■ **Description of the task**:
Determine the number of lines containing the word "история", and state that figure alone.

-- begin Given information --

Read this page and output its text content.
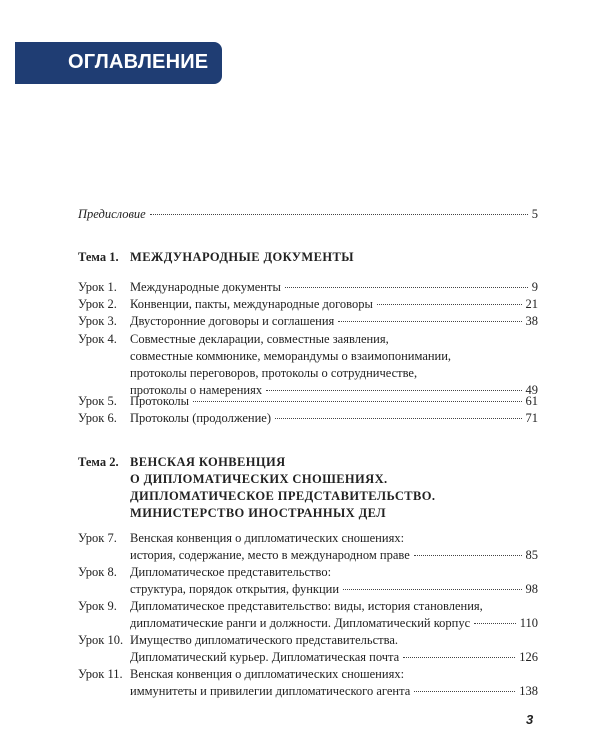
ОГЛАВЛЕНИЕ
Предисловие	5
Тема 1. МЕЖДУНАРОДНЫЕ ДОКУМЕНТЫ
Урок 1.	Международные документы	9
Урок 2.	Конвенции, пакты, международные договоры	21
Урок 3.	Двусторонние договоры и соглашения	38
Урок 4.	Совместные декларации, совместные заявления,
совместные коммюнике, меморандумы о взаимопонимании,
протоколы переговоров, протоколы о сотрудничестве,
протоколы о намерениях	49
Урок 5.	Протоколы	61
Урок 6.	Протоколы (продолжение)	71
Тема 2. ВЕНСКАЯ КОНВЕНЦИЯ
О ДИПЛОМАТИЧЕСКИХ СНОШЕНИЯХ.
ДИПЛОМАТИЧЕСКОЕ ПРЕДСТАВИТЕЛЬСТВО.
МИНИСТЕРСТВО ИНОСТРАННЫХ ДЕЛ
Урок 7.	Венская конвенция о дипломатических сношениях:
история, содержание, место в международном праве	85
Урок 8.	Дипломатическое представительство:
структура, порядок открытия, функции	98
Урок 9.	Дипломатическое представительство: виды, история становления,
дипломатические ранги и должности. Дипломатический корпус	110
Урок 10. Имущество дипломатического представительства.
Дипломатический курьер. Дипломатическая почта	126
Урок 11. Венская конвенция о дипломатических сношениях:
иммунитеты и привилегии дипломатического агента	138
3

-- end Given information --

■ **Response below**:
2